Task prompt:
What is the number of lines in the entries that include the word "dotted"? Respond with the number only.

Exercise input:
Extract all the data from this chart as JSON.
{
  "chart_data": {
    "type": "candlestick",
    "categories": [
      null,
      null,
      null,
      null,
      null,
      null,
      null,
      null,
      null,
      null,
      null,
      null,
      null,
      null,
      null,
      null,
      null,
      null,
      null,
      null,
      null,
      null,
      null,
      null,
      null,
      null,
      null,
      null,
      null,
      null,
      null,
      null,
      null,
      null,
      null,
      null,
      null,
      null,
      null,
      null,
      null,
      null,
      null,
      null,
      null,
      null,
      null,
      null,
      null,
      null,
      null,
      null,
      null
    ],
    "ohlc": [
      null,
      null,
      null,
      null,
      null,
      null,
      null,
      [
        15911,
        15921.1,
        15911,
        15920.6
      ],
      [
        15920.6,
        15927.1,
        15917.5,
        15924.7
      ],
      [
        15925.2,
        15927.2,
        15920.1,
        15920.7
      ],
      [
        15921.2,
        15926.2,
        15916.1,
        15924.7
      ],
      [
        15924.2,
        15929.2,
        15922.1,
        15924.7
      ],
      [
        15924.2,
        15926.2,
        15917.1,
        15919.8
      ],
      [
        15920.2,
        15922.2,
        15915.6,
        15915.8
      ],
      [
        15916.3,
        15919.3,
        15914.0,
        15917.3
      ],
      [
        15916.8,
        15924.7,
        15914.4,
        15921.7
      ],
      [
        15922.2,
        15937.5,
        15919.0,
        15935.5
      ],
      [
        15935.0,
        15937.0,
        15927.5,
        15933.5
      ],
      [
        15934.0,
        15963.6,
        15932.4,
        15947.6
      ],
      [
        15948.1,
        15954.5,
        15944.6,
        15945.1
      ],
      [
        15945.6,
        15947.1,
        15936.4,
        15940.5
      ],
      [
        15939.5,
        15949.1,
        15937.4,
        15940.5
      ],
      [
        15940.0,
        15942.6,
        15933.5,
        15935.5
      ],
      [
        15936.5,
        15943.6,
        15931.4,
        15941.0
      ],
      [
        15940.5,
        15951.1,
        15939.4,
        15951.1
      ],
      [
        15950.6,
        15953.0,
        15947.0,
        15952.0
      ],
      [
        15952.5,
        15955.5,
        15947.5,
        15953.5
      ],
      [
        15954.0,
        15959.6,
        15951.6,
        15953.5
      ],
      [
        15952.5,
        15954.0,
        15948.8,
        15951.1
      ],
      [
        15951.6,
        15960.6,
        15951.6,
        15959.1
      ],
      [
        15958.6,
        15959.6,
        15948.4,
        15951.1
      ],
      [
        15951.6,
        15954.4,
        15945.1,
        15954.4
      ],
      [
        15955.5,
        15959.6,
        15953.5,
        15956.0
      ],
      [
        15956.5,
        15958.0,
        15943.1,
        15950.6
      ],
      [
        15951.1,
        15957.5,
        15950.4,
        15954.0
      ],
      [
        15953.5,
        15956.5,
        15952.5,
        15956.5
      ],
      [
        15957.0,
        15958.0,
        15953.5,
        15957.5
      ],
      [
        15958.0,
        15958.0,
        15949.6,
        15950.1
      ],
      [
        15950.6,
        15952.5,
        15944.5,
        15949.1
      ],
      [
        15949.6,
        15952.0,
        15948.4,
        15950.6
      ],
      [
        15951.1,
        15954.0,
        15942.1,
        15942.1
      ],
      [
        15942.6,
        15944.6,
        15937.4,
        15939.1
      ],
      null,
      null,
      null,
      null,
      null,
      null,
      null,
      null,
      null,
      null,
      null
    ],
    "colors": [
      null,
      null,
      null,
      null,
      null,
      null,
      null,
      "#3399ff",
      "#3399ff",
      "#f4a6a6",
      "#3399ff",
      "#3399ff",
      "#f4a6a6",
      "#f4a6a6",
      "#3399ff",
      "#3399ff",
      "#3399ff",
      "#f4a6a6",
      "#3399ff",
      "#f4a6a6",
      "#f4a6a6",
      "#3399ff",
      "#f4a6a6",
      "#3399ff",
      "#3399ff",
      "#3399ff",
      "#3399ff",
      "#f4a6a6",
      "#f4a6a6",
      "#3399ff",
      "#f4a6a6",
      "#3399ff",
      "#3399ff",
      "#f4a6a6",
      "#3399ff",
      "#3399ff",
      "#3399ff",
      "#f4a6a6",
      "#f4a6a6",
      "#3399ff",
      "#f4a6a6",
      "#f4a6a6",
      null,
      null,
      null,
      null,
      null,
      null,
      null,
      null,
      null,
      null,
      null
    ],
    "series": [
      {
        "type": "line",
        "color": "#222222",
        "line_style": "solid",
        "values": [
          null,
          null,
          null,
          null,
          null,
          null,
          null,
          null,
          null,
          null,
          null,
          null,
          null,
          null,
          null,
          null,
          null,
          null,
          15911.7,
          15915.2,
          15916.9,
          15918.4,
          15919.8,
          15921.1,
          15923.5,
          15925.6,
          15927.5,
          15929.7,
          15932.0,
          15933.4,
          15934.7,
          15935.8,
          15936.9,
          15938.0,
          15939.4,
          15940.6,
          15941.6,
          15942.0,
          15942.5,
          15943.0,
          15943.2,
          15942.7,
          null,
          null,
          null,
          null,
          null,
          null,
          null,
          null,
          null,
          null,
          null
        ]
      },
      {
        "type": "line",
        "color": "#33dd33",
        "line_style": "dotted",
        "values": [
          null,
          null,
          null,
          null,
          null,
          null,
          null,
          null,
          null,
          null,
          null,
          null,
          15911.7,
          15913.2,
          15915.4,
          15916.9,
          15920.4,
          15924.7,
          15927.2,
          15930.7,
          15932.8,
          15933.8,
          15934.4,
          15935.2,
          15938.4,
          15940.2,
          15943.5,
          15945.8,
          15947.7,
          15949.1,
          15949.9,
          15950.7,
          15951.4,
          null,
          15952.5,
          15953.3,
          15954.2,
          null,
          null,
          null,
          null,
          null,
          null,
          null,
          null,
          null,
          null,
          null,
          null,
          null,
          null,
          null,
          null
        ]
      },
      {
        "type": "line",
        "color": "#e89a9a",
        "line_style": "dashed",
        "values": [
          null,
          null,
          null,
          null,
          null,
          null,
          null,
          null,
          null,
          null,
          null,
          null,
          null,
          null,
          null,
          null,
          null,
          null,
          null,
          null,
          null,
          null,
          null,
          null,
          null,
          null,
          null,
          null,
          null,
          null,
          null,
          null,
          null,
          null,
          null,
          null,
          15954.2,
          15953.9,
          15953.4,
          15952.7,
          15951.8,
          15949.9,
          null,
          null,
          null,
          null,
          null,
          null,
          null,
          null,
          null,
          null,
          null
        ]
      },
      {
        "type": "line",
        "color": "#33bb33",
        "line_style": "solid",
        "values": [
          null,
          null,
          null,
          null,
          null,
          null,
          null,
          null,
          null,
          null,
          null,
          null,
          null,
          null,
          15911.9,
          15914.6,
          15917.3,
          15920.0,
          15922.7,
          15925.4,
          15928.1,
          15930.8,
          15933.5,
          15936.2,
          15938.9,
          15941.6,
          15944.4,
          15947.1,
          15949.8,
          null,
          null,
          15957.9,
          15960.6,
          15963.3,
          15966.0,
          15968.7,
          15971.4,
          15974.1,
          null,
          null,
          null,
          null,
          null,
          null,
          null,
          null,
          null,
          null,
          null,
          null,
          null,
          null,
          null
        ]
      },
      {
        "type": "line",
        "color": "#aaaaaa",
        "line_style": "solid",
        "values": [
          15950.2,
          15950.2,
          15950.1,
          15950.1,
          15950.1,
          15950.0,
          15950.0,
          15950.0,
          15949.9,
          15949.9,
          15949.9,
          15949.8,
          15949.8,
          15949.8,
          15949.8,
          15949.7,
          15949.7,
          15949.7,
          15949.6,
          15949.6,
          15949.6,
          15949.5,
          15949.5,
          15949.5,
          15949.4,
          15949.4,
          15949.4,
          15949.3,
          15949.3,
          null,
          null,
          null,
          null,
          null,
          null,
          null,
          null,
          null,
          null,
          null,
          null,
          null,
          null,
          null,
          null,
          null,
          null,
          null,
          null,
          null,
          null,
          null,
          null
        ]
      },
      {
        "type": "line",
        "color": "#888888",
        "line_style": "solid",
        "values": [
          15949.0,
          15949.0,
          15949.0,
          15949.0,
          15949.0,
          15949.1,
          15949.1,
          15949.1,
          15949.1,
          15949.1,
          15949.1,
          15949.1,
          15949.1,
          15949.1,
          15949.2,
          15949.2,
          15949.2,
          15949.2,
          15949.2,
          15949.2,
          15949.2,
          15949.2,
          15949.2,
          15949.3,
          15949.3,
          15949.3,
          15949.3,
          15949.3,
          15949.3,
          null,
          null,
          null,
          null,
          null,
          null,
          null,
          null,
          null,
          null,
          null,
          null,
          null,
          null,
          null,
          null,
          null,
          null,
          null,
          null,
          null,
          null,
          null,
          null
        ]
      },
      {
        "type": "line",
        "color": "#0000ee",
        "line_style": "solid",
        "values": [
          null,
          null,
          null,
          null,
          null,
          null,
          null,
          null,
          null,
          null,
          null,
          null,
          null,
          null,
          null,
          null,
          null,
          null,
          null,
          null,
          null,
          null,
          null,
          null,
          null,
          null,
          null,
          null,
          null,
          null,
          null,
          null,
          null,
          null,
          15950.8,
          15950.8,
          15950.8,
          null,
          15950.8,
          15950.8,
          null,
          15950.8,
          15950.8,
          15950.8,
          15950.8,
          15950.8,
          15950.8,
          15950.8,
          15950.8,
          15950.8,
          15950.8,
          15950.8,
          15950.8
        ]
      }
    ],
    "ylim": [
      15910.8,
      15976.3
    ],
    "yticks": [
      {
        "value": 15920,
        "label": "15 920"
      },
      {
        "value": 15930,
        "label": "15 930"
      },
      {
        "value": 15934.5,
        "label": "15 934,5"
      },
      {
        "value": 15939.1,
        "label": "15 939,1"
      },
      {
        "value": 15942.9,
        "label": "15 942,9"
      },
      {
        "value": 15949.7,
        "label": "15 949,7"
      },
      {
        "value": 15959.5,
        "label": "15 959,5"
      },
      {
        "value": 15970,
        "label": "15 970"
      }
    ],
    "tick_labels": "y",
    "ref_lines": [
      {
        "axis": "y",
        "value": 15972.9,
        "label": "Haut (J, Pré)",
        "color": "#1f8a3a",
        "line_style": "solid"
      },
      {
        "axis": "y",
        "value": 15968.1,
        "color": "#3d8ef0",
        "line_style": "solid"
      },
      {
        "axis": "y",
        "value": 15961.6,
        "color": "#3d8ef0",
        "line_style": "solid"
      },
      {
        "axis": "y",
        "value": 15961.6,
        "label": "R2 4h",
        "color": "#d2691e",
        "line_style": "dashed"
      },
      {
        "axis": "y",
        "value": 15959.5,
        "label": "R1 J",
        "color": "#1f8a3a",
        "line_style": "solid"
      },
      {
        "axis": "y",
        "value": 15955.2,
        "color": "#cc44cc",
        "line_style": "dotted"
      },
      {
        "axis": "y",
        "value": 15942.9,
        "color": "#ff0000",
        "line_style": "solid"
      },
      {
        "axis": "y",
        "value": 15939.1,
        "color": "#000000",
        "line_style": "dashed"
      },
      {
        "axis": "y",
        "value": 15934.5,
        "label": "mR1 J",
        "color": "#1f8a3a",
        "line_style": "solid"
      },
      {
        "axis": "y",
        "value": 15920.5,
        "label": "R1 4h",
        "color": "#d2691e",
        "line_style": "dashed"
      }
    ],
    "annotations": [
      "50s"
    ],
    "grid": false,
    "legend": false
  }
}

Response to this task:
2